▶ _Aim of the task_: Look through the lines below and state how many hold the word "title". Write only the number.

▶ _Record list_:

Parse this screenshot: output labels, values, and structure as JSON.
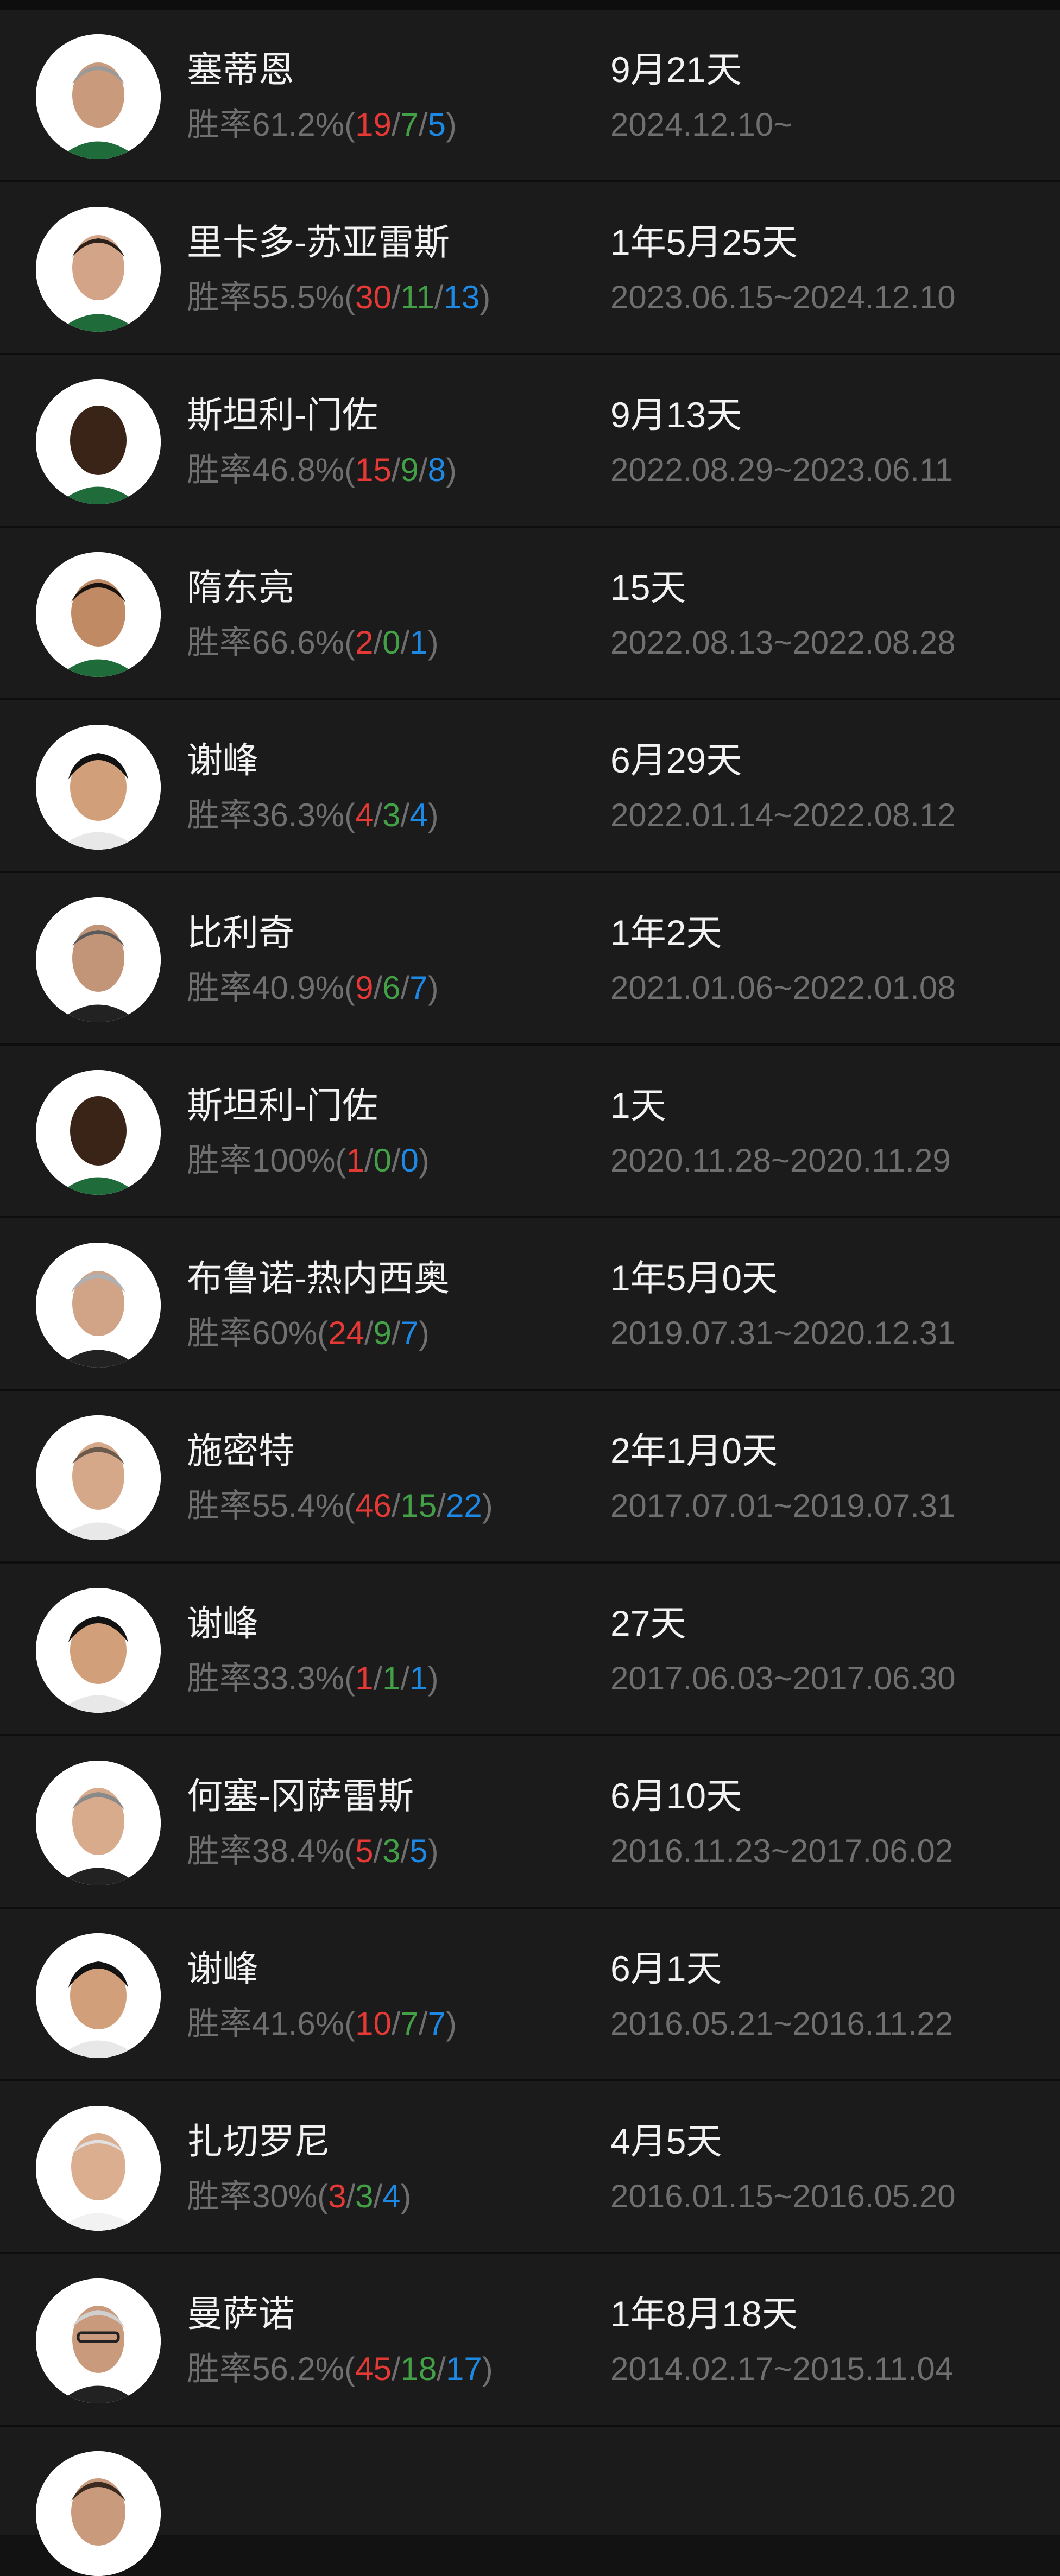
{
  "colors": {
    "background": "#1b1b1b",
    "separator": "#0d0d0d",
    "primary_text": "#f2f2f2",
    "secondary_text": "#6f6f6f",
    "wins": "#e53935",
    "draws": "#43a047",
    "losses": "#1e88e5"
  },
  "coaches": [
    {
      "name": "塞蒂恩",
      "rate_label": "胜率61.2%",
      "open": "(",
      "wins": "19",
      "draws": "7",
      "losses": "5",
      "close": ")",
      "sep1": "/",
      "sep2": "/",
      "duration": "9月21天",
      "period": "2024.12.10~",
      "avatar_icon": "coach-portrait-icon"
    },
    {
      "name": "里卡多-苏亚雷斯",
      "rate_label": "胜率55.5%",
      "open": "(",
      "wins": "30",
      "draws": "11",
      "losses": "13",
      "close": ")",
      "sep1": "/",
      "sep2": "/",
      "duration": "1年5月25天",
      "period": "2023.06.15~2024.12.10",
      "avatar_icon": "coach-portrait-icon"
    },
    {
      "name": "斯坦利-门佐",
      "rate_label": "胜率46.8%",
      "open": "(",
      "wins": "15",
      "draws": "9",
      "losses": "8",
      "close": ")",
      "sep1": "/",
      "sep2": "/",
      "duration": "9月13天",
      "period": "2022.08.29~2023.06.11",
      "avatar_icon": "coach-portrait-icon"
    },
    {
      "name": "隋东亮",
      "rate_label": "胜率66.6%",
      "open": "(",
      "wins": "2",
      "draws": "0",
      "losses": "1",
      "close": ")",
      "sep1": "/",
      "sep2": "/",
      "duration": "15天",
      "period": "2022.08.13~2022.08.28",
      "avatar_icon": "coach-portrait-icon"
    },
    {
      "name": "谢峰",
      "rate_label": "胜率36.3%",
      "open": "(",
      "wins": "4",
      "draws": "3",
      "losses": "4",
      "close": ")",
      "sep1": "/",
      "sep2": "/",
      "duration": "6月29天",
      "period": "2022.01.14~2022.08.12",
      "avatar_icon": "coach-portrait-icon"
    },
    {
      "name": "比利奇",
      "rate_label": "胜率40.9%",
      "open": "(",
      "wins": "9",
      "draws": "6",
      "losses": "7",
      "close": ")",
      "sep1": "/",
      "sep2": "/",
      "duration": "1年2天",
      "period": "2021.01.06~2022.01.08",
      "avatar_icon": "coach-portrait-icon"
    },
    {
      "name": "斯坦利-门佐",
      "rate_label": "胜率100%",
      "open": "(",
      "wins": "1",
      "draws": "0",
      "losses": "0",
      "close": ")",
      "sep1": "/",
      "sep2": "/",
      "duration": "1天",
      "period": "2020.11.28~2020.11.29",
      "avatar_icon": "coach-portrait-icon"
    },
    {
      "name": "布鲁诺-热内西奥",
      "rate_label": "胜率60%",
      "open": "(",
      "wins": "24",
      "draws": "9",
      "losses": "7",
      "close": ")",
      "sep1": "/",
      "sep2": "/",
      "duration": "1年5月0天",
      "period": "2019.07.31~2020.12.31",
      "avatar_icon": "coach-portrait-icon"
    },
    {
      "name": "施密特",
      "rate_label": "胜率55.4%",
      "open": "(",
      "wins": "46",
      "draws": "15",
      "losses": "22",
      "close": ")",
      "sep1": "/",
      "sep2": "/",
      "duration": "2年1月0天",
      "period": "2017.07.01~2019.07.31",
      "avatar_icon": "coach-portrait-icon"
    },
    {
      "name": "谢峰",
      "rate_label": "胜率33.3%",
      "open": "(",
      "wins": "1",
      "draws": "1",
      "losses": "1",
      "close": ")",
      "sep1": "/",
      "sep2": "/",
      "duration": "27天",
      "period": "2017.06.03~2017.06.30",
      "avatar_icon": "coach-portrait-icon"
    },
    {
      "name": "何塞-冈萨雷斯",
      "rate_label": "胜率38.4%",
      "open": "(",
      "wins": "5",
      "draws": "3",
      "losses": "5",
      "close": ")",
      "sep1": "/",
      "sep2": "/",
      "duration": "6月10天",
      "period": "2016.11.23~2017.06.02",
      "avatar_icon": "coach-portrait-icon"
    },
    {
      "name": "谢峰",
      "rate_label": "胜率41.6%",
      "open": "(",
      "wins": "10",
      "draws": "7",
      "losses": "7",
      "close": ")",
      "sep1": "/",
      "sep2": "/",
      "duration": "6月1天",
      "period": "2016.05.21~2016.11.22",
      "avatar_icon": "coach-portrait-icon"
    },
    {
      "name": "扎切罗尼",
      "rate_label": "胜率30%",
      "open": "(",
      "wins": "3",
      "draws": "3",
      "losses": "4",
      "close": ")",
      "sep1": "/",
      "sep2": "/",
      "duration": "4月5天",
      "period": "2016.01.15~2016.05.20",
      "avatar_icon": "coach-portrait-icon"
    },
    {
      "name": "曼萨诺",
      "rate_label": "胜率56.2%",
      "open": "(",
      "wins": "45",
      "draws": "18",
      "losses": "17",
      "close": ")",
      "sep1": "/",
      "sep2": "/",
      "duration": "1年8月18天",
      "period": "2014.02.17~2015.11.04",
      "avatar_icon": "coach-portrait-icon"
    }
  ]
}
* * *
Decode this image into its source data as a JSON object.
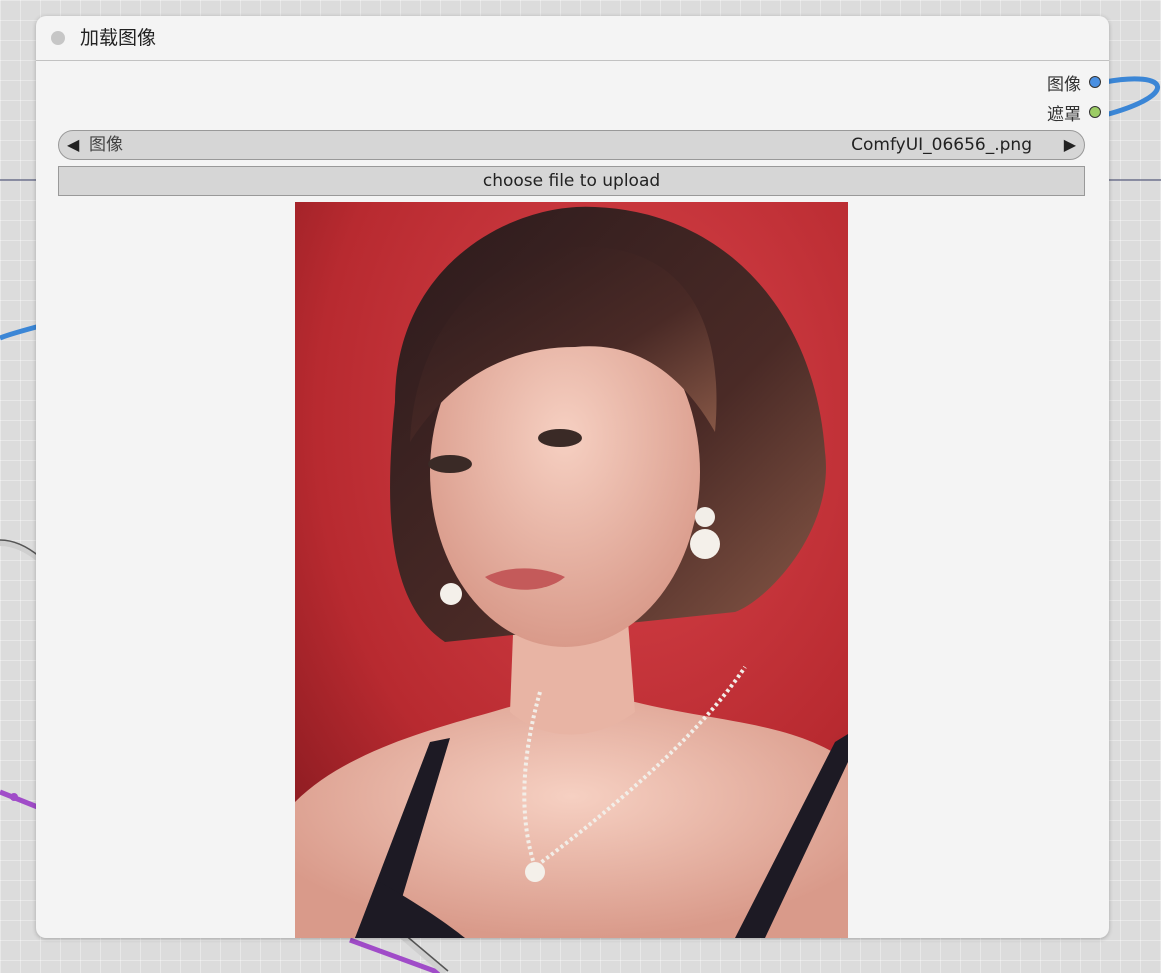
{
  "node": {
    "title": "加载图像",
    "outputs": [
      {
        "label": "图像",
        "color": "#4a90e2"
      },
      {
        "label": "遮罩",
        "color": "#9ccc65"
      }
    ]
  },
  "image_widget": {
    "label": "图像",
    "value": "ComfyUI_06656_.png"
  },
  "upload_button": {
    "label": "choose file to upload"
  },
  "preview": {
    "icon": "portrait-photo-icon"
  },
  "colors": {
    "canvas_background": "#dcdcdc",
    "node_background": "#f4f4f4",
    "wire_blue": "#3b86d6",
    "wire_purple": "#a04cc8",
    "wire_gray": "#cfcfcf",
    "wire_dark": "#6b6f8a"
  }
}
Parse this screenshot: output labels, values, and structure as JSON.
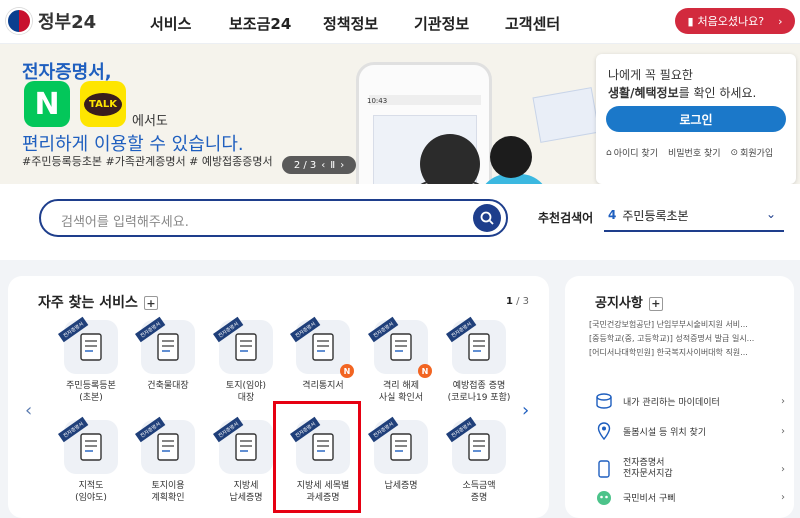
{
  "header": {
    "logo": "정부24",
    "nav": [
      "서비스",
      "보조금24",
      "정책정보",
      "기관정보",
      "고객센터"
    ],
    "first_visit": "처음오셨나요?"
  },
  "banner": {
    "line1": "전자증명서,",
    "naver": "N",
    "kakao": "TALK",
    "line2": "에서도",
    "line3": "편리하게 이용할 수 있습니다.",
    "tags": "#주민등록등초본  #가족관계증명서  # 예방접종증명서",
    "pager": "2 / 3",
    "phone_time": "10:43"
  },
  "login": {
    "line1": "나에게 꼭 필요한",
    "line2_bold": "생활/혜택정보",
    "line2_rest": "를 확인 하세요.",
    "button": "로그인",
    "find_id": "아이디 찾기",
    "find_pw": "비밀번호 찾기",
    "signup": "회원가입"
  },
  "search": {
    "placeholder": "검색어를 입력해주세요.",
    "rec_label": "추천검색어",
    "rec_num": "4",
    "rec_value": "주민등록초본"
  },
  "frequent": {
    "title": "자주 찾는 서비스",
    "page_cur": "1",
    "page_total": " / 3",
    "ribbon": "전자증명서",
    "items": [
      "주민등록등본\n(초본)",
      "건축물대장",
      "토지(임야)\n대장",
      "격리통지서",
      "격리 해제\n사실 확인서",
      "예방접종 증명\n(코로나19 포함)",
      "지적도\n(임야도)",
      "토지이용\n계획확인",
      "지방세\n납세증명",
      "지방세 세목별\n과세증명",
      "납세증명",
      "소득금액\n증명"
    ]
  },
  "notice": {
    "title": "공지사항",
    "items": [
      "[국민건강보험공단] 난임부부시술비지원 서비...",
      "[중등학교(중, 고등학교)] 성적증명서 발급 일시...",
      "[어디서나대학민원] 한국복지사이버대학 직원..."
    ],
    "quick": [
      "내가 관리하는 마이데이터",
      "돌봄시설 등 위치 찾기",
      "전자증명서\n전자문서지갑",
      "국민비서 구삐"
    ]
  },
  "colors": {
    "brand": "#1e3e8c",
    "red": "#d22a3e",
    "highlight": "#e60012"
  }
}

▶ _Final result_: 3